=== EXERCISES TO COMPLETE ===
[1] Could you copy out, word for word, the stretch of the genomic DNA methods excerpt from "Genomic libraries. Four" through "constructed by Stratagene."?
[2] Does each statement agree with the genomic DNA methods excerpt? Answer yes or no and quote the words that decide it: (a) The cosmid library was constructed by Stratagene. (b) DNA fragments from 3 kbp to 8 kbp were cloned into the SuperCos I vector. (c) The fragments amplified by long range PCR ranged between 4.5 and 15.9 kbp.
DOCUMENT EXCERPT: Begin
Isolation of genomic DNA (Stratagene) was performed using the Marmur procedure 2.
Genomic libraries. Four phagemid libraries were obtained by complete cleavage
of genomic DNA with the restriction enzymes BamH I, Bgl II, Sac I and EcoR I,
respectively. DNA fragments in the range from 3 kbp to 8 kbp were cloned into the
Lambda ZAP express vector (Stratagene). Construction of the phagemid libraries were
performed according to the instructions of the manufacturer. Another phagemid library
was constructed with genomic DNA that was partially cleaved with Sau3A I. The further
steps were performed as described above. The cosmid library using the SuperCos I
cosmid vector was constructed by Stratagene.
Long range PCR. Four areas of the genome were not covered by clones of the
DNA libraries. The corresponding DNA fragments, ranging between 4.5 and 15.9 kbp,
were amplified using long range PCR (Expand Long Template PCR System, Roche),
performed according to the instructions of the manufacturer.
DOCUMENT EXCERPT: End
DATASET EXCERPTS: Begin
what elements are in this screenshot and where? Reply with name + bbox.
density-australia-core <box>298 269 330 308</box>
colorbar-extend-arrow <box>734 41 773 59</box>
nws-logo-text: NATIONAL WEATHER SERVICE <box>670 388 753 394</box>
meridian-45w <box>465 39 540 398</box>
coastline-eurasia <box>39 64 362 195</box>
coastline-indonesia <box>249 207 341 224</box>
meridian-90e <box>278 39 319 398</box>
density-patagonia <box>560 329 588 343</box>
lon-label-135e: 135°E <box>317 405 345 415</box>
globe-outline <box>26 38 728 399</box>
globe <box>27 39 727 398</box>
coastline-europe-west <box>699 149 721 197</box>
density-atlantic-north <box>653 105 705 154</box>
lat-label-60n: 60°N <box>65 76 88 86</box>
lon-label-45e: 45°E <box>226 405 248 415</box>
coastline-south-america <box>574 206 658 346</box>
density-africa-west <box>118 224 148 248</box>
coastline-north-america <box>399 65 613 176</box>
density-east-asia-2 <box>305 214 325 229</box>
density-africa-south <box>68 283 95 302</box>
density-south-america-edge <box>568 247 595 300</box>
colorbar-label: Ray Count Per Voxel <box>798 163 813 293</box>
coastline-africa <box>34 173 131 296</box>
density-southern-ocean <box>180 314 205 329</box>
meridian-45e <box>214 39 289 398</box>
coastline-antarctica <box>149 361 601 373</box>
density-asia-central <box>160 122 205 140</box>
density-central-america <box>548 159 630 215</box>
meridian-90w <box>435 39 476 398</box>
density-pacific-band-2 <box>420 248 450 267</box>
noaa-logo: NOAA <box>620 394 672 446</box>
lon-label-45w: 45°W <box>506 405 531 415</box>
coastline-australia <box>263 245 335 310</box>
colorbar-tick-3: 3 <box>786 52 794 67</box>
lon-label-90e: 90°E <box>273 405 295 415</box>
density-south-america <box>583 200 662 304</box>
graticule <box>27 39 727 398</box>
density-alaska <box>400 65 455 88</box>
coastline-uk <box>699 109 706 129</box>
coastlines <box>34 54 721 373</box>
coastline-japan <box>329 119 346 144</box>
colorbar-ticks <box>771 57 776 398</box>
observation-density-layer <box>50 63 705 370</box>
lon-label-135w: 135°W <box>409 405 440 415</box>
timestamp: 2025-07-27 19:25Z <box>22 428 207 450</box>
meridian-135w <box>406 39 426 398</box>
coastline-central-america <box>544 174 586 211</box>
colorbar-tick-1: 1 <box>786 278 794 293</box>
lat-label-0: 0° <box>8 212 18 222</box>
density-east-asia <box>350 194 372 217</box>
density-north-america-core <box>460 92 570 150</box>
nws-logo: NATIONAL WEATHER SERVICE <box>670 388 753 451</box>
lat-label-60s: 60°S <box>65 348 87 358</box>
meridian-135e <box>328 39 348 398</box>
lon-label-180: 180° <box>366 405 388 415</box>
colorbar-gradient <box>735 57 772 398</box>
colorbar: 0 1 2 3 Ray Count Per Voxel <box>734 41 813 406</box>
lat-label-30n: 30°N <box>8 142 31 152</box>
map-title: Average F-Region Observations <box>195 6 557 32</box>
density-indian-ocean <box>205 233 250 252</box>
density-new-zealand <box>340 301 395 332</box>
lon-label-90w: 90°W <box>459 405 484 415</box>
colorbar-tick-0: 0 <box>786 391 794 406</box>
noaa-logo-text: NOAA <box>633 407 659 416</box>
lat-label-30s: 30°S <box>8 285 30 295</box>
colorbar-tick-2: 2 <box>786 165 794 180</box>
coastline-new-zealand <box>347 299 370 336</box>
DATASET EXCERPTS: End
=== SOLVED PROBLEMS ===
[1]
Genomic libraries. Four phagemid libraries were obtained by complete cleavage
of genomic DNA with the restriction enzymes BamH I, Bgl II, Sac I and EcoR I,
respectively. DNA fragments in the range from 3 kbp to 8 kbp were cloned into the
Lambda ZAP express vector (Stratagene). Construction of the phagemid libraries were
performed according to the instructions of the manufacturer. Another phagemid library
was constructed with genomic DNA that was partially cleaved with Sau3A I. The further
steps were performed as described above. The cosmid library using the SuperCos I
cosmid vector was constructed by Stratagene.

[2]
(a) Yes: "The cosmid library using the SuperCos I cosmid vector was constructed by Stratagene."
(b) No: "DNA fragments in the range from 3 kbp to 8 kbp were cloned into the Lambda ZAP express vector (Stratagene)."
(c) Yes: "The corresponding DNA fragments, ranging between 4.5 and 15.9 kbp, were amplified using long range PCR"